Text shown -
Form (public)

Support Operations policies page for project setup for forms open to the public

For forms that are open to the public, the end-location of the form needs to be within the support parent namespace. To facilitate this, we utilize the support/forms as the end-location.

The process for setting all this up comes in five steps:

Create the source project
Create the target project
Mirror the source to the target
Checking the target project settings
Verify the pages build

Create the source project

To begin, you need to create the source project. To do this, first navigate to gitlab-support-readiness/forms and click the blue New project button at the top-right of the page.

This will bring you to the new project page, showing various options to assist in the project’s creation. The option you want is Create from template. After clicking that, you want to click the Group tab, locate the correct template to use, and then click the blue Use template button on the right-hand side.

This will then import the template used into your new project. This can take a bit of time, but once it is done, you have a pre-built form project to use.

What the task asks - Duplicate the part of the public forms setup page that begins at the words "Support Operations policies" and stops after the words "as the end-location.".

Stored data entries:
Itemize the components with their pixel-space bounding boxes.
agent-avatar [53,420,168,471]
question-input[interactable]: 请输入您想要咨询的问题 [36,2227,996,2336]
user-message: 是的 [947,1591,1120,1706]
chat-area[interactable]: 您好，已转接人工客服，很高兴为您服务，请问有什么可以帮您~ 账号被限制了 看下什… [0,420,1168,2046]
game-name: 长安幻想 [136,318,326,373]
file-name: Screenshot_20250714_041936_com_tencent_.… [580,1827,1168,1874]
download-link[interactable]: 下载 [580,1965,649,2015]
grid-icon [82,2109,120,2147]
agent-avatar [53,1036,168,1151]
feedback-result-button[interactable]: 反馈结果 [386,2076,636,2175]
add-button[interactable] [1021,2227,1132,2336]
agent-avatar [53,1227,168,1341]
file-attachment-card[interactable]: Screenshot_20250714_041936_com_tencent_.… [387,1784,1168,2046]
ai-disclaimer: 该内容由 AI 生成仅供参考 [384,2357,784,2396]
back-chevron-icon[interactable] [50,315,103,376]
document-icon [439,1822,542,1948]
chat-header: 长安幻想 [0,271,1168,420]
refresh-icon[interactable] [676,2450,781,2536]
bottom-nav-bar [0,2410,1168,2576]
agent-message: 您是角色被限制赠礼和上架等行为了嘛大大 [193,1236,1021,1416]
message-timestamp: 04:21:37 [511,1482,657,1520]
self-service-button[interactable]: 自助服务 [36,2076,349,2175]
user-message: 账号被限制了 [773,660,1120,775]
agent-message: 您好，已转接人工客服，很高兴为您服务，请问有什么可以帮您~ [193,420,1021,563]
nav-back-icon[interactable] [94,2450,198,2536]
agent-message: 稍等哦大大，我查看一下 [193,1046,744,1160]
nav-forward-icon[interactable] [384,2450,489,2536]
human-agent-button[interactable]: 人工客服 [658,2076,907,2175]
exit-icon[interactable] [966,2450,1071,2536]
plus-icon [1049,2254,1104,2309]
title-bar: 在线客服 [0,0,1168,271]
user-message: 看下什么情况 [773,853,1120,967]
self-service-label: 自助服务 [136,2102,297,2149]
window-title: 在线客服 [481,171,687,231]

Response to the exercise -
Support Operations policies page for project setup for forms open to the public

For forms that are open to the public, the end-location of the form needs to be within the support parent namespace. To facilitate this, we utilize the support/forms as the end-location.